### Article
% Generated by roxygen2: do not edit by hand
% Please edit documentation in R/ffs.R
\name{ffs}
\alias{ffs}
\title{Forward feature selection}
\usage{
ffs(predictors, response, method = "rf",
  metric = ifelse(is.factor(response), "Accuracy", "RMSE"),
  maximize = ifelse(metric == "RMSE", FALSE, TRUE), withinSE = FALSE,
  trControl = caret::trainControl(), tuneLength = 3, tuneGrid = NULL,
  seed = sample(1:1000, 1), verbose = TRUE, ...)
}
\arguments{
\item{predictors}{see \code{\link{train}}}

\item{response}{see \code{\link{train}}}

\item{method}{see \code{\link{train}}}

\item{metric}{see \code{\link{train}}}

\item{maximize}{see \code{\link{train}}}

\item{withinSE}{Logical Models are only selected if they are better than the
currently best models Standard error}

\item{trControl}{see \code{\link{train}}}

\item{tuneLength}{see \code{\link{train}}}

\item{tuneGrid}{see \code{\link{train}}}

\item{seed}{A random number used for model training}

\item{verbose}{Logical. Should information about the progress be printed?}

\item{...}{arguments passed to the classification or regression routine
(such as randomForest). Errors will occur if values for tuning parameters are
passed here.}
}
\value{
A list of class train. Beside of the usual train content
the object contains the vector "selectedvars" and "selectedvars_perf"

### Material provided
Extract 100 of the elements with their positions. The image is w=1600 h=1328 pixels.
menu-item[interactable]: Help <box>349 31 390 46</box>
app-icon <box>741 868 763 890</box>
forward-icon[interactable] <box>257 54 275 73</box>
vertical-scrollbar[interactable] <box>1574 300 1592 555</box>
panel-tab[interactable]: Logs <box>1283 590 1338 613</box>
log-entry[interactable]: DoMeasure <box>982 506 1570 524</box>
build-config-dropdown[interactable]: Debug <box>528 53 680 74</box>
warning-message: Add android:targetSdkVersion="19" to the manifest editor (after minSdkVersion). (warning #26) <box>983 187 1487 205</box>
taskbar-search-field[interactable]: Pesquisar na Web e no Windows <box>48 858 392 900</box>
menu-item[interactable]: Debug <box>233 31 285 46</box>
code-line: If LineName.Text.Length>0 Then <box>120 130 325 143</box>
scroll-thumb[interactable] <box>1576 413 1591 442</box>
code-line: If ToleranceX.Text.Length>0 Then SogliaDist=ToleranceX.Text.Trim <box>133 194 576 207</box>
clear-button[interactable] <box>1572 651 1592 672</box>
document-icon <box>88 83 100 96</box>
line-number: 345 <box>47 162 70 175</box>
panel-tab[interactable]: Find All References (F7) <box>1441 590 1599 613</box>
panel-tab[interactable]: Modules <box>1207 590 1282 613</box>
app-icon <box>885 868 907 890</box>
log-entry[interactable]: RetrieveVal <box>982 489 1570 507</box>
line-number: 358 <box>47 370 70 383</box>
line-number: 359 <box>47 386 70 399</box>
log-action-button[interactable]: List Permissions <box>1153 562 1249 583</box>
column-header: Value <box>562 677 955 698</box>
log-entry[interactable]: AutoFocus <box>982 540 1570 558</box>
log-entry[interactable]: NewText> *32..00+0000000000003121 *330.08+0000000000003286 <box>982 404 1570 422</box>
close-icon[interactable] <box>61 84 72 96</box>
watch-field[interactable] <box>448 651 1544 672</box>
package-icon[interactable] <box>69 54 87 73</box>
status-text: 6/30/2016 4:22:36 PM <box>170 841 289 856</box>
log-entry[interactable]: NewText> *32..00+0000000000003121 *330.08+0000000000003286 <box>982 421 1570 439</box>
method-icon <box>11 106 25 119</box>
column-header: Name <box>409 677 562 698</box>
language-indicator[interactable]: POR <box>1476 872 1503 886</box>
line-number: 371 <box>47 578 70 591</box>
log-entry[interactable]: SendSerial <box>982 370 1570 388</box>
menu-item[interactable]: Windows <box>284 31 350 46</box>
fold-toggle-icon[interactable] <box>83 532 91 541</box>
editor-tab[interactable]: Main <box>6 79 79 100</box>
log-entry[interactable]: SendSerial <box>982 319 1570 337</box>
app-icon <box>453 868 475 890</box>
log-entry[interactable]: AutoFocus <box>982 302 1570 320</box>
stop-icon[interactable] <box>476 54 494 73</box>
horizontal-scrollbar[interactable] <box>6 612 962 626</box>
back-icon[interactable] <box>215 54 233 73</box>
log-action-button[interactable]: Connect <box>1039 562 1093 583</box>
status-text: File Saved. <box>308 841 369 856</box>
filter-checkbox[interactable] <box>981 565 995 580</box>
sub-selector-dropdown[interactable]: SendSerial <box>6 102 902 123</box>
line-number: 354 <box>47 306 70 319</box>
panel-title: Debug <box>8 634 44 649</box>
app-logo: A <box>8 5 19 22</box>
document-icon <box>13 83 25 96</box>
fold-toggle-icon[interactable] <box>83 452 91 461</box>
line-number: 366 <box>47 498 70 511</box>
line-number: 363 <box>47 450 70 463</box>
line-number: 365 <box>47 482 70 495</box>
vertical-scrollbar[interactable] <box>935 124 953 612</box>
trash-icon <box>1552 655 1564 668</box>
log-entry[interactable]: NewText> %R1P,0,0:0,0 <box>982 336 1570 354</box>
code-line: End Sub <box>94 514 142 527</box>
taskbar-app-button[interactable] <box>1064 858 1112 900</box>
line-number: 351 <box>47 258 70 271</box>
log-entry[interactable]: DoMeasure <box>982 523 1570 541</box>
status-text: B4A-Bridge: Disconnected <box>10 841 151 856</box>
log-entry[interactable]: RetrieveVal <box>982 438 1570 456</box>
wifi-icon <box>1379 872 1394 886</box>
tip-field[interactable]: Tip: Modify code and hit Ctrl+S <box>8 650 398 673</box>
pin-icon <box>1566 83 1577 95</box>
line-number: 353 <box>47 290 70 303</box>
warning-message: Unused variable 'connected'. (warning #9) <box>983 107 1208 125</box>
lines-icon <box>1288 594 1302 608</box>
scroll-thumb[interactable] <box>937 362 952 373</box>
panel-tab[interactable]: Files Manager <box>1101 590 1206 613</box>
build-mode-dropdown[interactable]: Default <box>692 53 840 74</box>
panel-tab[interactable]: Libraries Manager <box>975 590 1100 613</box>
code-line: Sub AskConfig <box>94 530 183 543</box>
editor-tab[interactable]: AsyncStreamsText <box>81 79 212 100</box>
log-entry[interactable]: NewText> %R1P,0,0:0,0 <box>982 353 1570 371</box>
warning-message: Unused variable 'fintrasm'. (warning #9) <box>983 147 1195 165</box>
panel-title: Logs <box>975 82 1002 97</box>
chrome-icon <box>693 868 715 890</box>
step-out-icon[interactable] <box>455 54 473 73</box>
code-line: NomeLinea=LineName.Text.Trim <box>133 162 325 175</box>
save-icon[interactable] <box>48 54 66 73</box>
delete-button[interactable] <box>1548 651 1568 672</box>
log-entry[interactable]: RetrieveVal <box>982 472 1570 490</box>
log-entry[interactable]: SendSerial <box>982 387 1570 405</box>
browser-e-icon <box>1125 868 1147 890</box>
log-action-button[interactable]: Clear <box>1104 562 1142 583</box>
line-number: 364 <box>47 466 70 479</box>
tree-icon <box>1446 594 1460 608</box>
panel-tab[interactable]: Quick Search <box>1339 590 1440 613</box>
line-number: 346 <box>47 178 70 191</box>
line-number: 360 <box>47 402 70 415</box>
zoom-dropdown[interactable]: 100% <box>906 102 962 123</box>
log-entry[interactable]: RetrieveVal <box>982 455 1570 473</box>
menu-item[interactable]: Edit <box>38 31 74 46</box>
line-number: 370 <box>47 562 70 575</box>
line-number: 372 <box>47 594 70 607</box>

### Task statement
Decide whether each statement agrees with the forward feature selection documentation, giving yes or no and quoting the deciding words of the documentation: 1. The default value of tuneLength is 3. 2. Values for tuning parameters can be passed through the "..." argument without causing errors. 3. Progress information is not printed unless the user turns it on.

### Result below
1. Yes: "tuneLength = 3"
2. No: "Errors will occur if values for tuning parameters are passed here."
3. No: "verbose = TRUE"